Задания:
**a)** Переведите на английский язык предложение из исходного текста: «5 мая вопрос о секретных протоколах к советско-германскому пакту 1939 года был вынесен на заседание Политбюро».
**b)** Продолжите исходный текст о секретных протоколах к пакту 1939 года, начав сразу после его последнего предложения.

++++ Исходный текст ++++

Проблема встала особенно остро в связи с подготовкой визита Горбачева в Польшу, намеченного на лето 1988 года. 5 мая вопрос о секретных протоколах к советско-германскому пакту 1939 года был вынесен на заседание Политбюро. Насколько я помню, была подготовлена совместная записка за подписями Э.А. Шеварднадзе, А.Ф. Добрынина и моей, в которой излагалась суть дела и были сформулированы три варианта решения этого вопроса с анализом возможных положительных и негативных последствий каждого из них. Один вариант – продолжать занимать туже позицию непризнания секретных протоколов, а копии считать фальшивкой. Другой – по имеющимся копиям и другим косвенным свидетельствам признать существование протоколов и дать им оценку. И третий, промежуточный вариант – не идти на юридическое признание протоколов, но и не отрицать их де-факто, дать возможность историкам дальше изучать и обсуждать эти вопросы. Предварительно с Шеварднадзе мы договорились, что докладывать на Политбюро будет его заместитель Ильичев, но то ли Леонид Федорович замешкался, толи аппарат не сработал, к началу обсуждения этого вопроса его в зале Политбюро не оказалось, и пришлось докладывать мне.

++++ Материалы ++++

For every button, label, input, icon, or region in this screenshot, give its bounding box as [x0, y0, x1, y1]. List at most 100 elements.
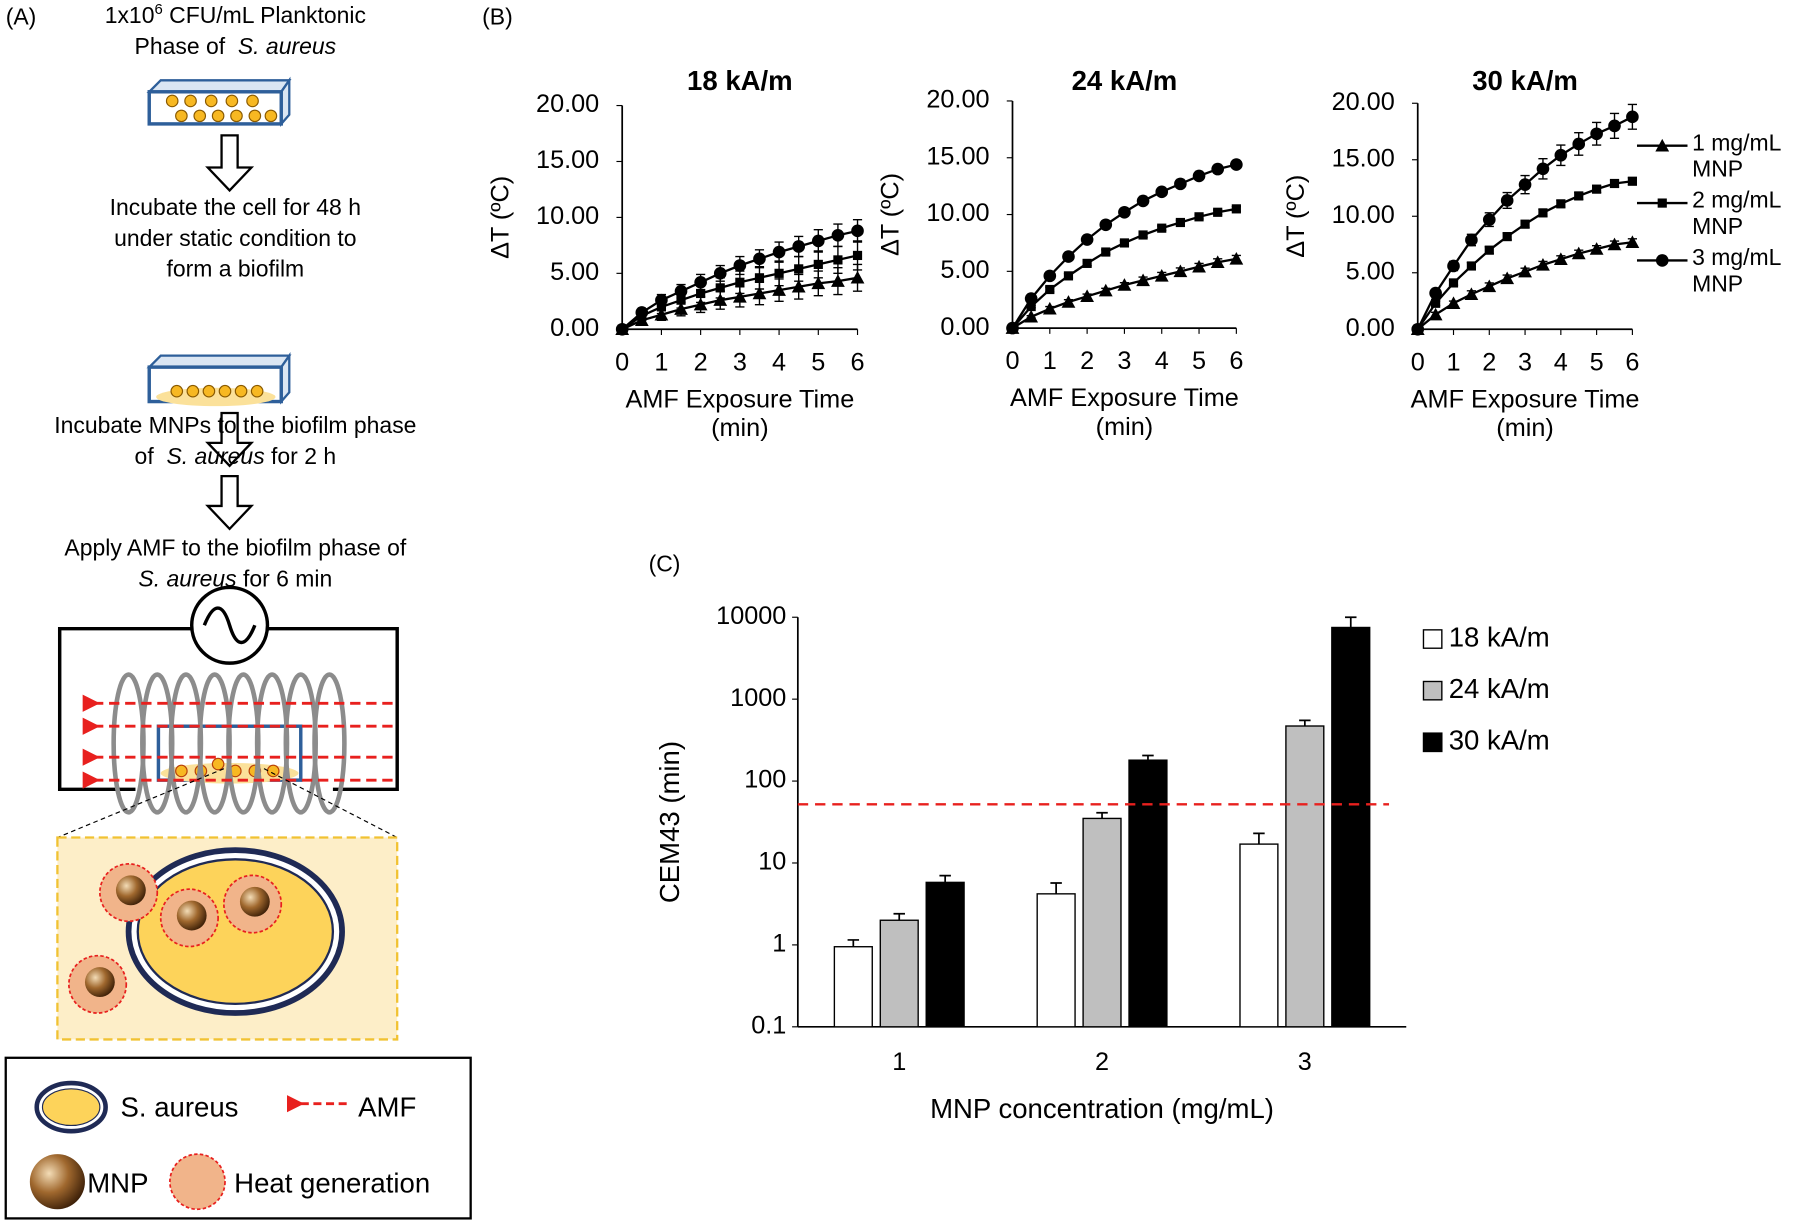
marker — [1447, 259, 1460, 273]
marker — [1098, 283, 1113, 297]
marker — [1175, 217, 1185, 228]
y-tick-label: 0.00 — [940, 313, 989, 341]
text-run: under static condition to — [114, 225, 356, 251]
error-bar — [1299, 719, 1311, 727]
x-tick-label: 1 — [1043, 347, 1057, 375]
x-tick-label: 2 — [1482, 348, 1496, 376]
y-tick-label: 0.1 — [751, 1011, 786, 1039]
x-tick-label: 6 — [851, 348, 865, 376]
error-bar — [847, 939, 860, 947]
marker — [1484, 245, 1494, 255]
x-tick-label: 0 — [615, 348, 629, 376]
y-tick-label: 0.00 — [550, 314, 599, 342]
legend-heat — [169, 1153, 226, 1211]
bar — [1239, 843, 1279, 1028]
text-run: Phase of — [135, 33, 238, 59]
legend-label-box: 3 mg/mL MNP — [1692, 246, 1780, 298]
error-bar — [893, 912, 905, 921]
legend-label: MNP — [87, 1167, 148, 1198]
marker — [1173, 264, 1188, 278]
marker — [1446, 296, 1461, 310]
x-tick-label: 1 — [1446, 348, 1460, 376]
marker — [1213, 207, 1223, 217]
marker — [1572, 137, 1586, 151]
legend-label: AMF — [358, 1092, 416, 1123]
y-tick-label: 10.00 — [536, 202, 599, 230]
marker — [1154, 268, 1169, 282]
marker — [1556, 199, 1566, 209]
x-tick-label: 6 — [1229, 347, 1243, 375]
marker — [713, 293, 728, 306]
legend-label-box: 1 mg/mL MNP — [1692, 130, 1781, 183]
marker — [1536, 162, 1550, 176]
y-tick-label: 10.00 — [1332, 201, 1395, 229]
text-run: S. aureus — [238, 33, 336, 59]
marker — [1554, 148, 1568, 162]
coil — [111, 672, 347, 815]
text-run: form a biofilm — [166, 256, 304, 282]
legend-cell-core — [41, 1088, 101, 1127]
legend-label: S. aureus — [121, 1092, 239, 1123]
marker — [774, 268, 784, 278]
marker — [1192, 259, 1206, 273]
marker — [1026, 301, 1036, 312]
y-tick-label: 0.00 — [1346, 314, 1395, 342]
y-axis-title: CEM43 (min) — [654, 741, 685, 903]
y-tick-label: 15.00 — [1332, 144, 1395, 172]
panel-label: (B) — [482, 3, 513, 29]
marker — [1607, 237, 1622, 251]
marker — [1230, 158, 1243, 171]
chart-title: 18 kA/m — [687, 65, 793, 96]
legend-swatch — [1422, 732, 1443, 753]
marker — [674, 284, 688, 298]
bar — [1082, 817, 1122, 1028]
step-text: S. aureus for 6 min — [138, 566, 332, 592]
marker — [813, 259, 823, 269]
x-axis-title-box: AMF Exposure Time (min) — [1411, 384, 1640, 442]
x-tick-label: 6 — [1625, 348, 1639, 376]
marker — [732, 289, 747, 303]
text-run: Incubate the cell for 48 h — [110, 194, 361, 220]
legend-swatch — [1422, 629, 1443, 649]
x-tick-label: 3 — [1298, 1048, 1312, 1076]
marker — [1590, 127, 1603, 141]
marker — [1099, 218, 1113, 232]
marker — [1627, 176, 1637, 186]
marker — [772, 283, 786, 296]
x-axis-title: MNP concentration (mg/mL) — [930, 1093, 1274, 1124]
step-text: form a biofilm — [166, 256, 304, 282]
ac-symbol — [202, 606, 257, 645]
error-bar — [1050, 882, 1062, 894]
y-tick-label: 5.00 — [1346, 257, 1395, 285]
y-tick-label: 20.00 — [536, 90, 599, 118]
marker — [1482, 213, 1496, 226]
legend-marker — [1655, 254, 1669, 267]
marker — [696, 288, 706, 299]
marker — [1062, 250, 1075, 263]
marker — [1608, 119, 1621, 133]
marker — [1520, 219, 1530, 229]
text-run: S. aureus — [138, 566, 236, 592]
legend-label: 30 kA/m — [1449, 725, 1550, 756]
marker — [656, 302, 667, 312]
bar — [833, 946, 873, 1028]
y-tick-label: 10 — [758, 848, 786, 876]
marker — [1428, 307, 1443, 321]
y-tick-label: 10.00 — [926, 199, 989, 227]
marker — [1411, 322, 1425, 336]
marker — [792, 240, 806, 253]
cells — [165, 94, 278, 123]
y-axis-title: ΔT (ºC) — [1282, 175, 1310, 258]
marker — [1174, 177, 1187, 191]
marker — [1518, 264, 1532, 278]
arrow — [205, 474, 255, 531]
x-tick-label: 4 — [1155, 347, 1169, 375]
x-axis-title: AMF Exposure Time (min) — [625, 384, 855, 443]
marker — [655, 293, 668, 307]
marker — [772, 245, 786, 259]
legend-label: 1 mg/mL MNP — [1692, 130, 1781, 183]
marker — [1466, 261, 1476, 271]
error-bar — [1142, 754, 1154, 761]
marker — [1500, 271, 1515, 285]
marker — [693, 297, 708, 311]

++++

Ответы:
**a)** On May 5, the question of the secret protocols to the Soviet-German pact of 1939 was brought before a meeting of the Politburo.

**b)**
Выступать я все равно собирался. Обычно выступления на Политбюро делались, конечно, не по написанным текстам. Но в данном случае вопрос был настолько важным и острым, что выступление мною предварительно было тщательно продумано и положено на бумагу. Выступление на заседании Политбюро 5 мая 1988 г. «Вопрос о протоколах 1939 года – один из тяжелейших для нас. По существу он довольно ясен. Их отрицание и тем более квалификация как фальшивки никого не убеждают. Оригиналов нет, но имеющиеся копии и с той, и с другой стороны совпадают. Реальность протоколов подтверждается и самим ходом событий, которые развивались в точном соответствии с ними, а там, где возникали отклонения, они поправлялись. Например, немцы, продвинувшись в ряде случаев дальше, чем намечалось, затем отошли к согласованной линии.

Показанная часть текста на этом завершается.